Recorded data
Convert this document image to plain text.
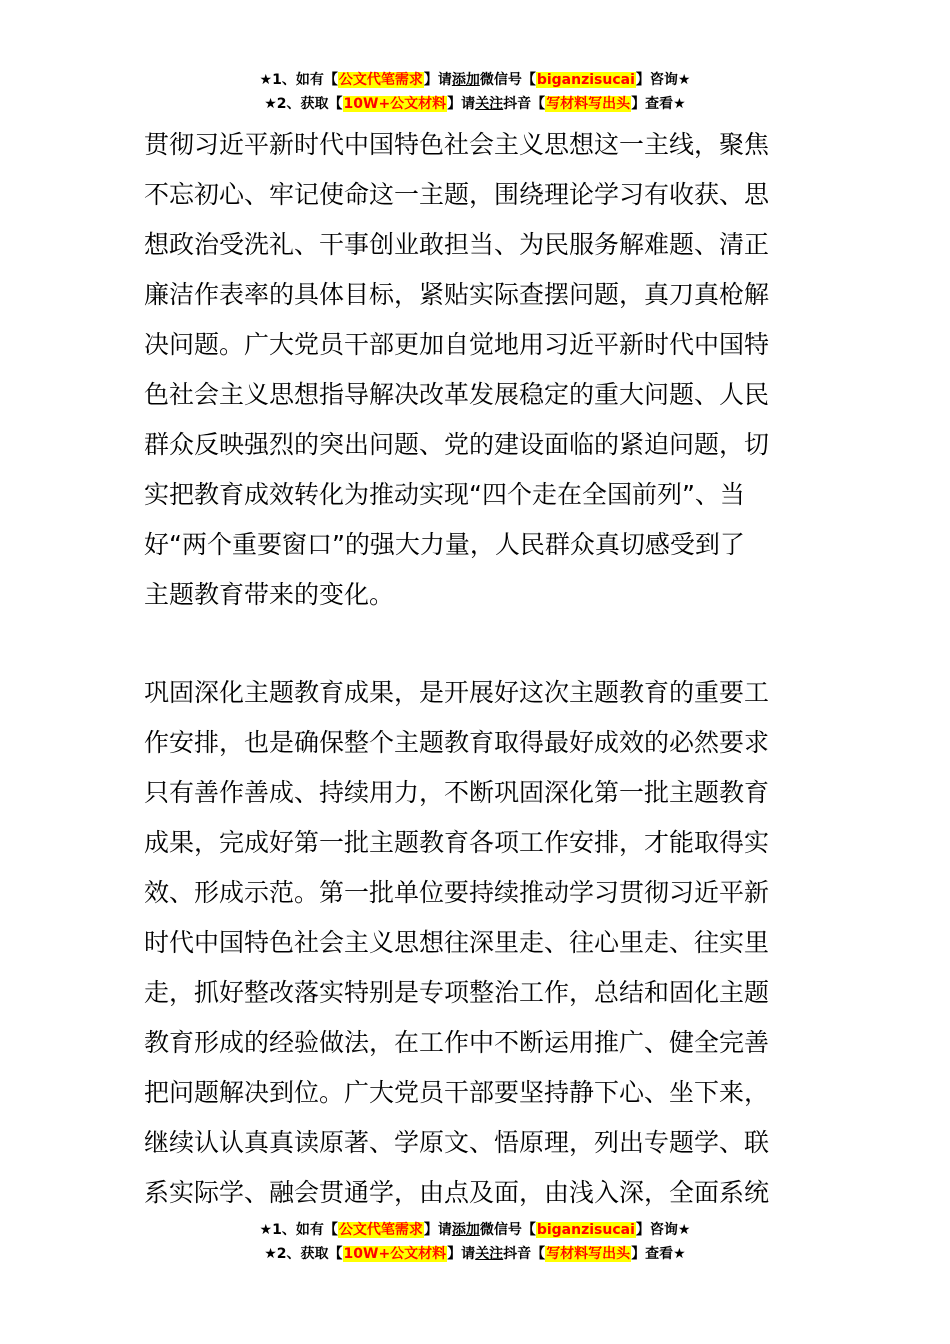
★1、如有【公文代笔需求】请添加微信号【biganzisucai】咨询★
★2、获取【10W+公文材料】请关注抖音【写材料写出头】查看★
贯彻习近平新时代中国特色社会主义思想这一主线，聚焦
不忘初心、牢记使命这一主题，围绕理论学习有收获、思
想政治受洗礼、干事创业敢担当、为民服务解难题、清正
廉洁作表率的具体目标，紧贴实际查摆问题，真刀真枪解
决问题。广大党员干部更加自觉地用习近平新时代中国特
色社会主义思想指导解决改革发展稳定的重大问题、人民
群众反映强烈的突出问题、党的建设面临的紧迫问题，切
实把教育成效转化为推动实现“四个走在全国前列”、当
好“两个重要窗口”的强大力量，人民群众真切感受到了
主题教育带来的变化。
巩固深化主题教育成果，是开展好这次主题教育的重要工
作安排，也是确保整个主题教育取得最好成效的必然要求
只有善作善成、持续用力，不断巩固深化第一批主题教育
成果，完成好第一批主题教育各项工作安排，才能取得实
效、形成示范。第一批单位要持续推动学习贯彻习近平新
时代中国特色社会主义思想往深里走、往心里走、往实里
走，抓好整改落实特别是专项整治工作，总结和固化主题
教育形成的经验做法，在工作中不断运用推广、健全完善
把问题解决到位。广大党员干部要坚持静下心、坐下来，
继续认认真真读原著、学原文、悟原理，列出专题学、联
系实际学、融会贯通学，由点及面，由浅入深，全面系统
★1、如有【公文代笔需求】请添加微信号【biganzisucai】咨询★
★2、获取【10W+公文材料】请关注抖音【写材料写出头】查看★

Instruction
Write out the listing above exactly as it stands, pictures excluded.

Response
Convert this document image to plain text.
★1、如有【公文代笔需求】请添加微信号【biganzisucai】咨询★
★2、获取【10W+公文材料】请关注抖音【写材料写出头】查看★
贯彻习近平新时代中国特色社会主义思想这一主线，聚焦
不忘初心、牢记使命这一主题，围绕理论学习有收获、思
想政治受洗礼、干事创业敢担当、为民服务解难题、清正
廉洁作表率的具体目标，紧贴实际查摆问题，真刀真枪解
决问题。广大党员干部更加自觉地用习近平新时代中国特
色社会主义思想指导解决改革发展稳定的重大问题、人民
群众反映强烈的突出问题、党的建设面临的紧迫问题，切
实把教育成效转化为推动实现“四个走在全国前列”、当
好“两个重要窗口”的强大力量，人民群众真切感受到了
主题教育带来的变化。
巩固深化主题教育成果，是开展好这次主题教育的重要工
作安排，也是确保整个主题教育取得最好成效的必然要求
只有善作善成、持续用力，不断巩固深化第一批主题教育
成果，完成好第一批主题教育各项工作安排，才能取得实
效、形成示范。第一批单位要持续推动学习贯彻习近平新
时代中国特色社会主义思想往深里走、往心里走、往实里
走，抓好整改落实特别是专项整治工作，总结和固化主题
教育形成的经验做法，在工作中不断运用推广、健全完善
把问题解决到位。广大党员干部要坚持静下心、坐下来，
继续认认真真读原著、学原文、悟原理，列出专题学、联
系实际学、融会贯通学，由点及面，由浅入深，全面系统
★1、如有【公文代笔需求】请添加微信号【biganzisucai】咨询★
★2、获取【10W+公文材料】请关注抖音【写材料写出头】查看★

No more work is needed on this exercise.